Written task: Would you write out the entries below, every one of them, exactly?
[Records for this exercise start]
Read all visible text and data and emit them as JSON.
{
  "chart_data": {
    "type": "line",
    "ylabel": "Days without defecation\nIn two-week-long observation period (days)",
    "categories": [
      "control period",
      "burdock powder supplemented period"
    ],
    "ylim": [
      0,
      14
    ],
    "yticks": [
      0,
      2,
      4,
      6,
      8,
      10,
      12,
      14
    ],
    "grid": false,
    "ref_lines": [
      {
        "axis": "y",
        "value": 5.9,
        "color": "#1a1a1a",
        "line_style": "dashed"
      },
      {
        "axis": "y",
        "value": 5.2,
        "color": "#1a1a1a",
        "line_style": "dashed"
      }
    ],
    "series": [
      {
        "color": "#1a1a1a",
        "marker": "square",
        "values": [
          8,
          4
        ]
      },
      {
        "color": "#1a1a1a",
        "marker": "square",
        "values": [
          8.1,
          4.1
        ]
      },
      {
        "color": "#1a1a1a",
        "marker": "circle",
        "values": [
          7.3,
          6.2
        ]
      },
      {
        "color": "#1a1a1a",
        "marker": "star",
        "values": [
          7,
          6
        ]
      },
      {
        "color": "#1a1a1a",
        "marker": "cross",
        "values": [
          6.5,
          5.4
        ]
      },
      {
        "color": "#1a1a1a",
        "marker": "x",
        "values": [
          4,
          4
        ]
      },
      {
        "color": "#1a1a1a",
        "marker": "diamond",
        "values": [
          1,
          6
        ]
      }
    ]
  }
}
[Records for this exercise end]
Result for this exercise:
Read all visible text and data and emit them as JSON.
{
  "chart_data": {
    "type": "line",
    "ylabel": "Days without defecation\nIn two-week-long observation period (days)",
    "categories": [
      "control period",
      "burdock powder supplemented period"
    ],
    "ylim": [
      0,
      14
    ],
    "yticks": [
      0,
      2,
      4,
      6,
      8,
      10,
      12,
      14
    ],
    "grid": false,
    "ref_lines": [
      {
        "axis": "y",
        "value": 5.9,
        "color": "#1a1a1a",
        "line_style": "dashed"
      },
      {
        "axis": "y",
        "value": 5.2,
        "color": "#1a1a1a",
        "line_style": "dashed"
      }
    ],
    "series": [
      {
        "color": "#1a1a1a",
        "marker": "square",
        "values": [
          8,
          4
        ]
      },
      {
        "color": "#1a1a1a",
        "marker": "square",
        "values": [
          8.1,
          4.1
        ]
      },
      {
        "color": "#1a1a1a",
        "marker": "circle",
        "values": [
          7.3,
          6.2
        ]
      },
      {
        "color": "#1a1a1a",
        "marker": "star",
        "values": [
          7,
          6
        ]
      },
      {
        "color": "#1a1a1a",
        "marker": "cross",
        "values": [
          6.5,
          5.4
        ]
      },
      {
        "color": "#1a1a1a",
        "marker": "x",
        "values": [
          4,
          4
        ]
      },
      {
        "color": "#1a1a1a",
        "marker": "diamond",
        "values": [
          1,
          6
        ]
      }
    ]
  }
}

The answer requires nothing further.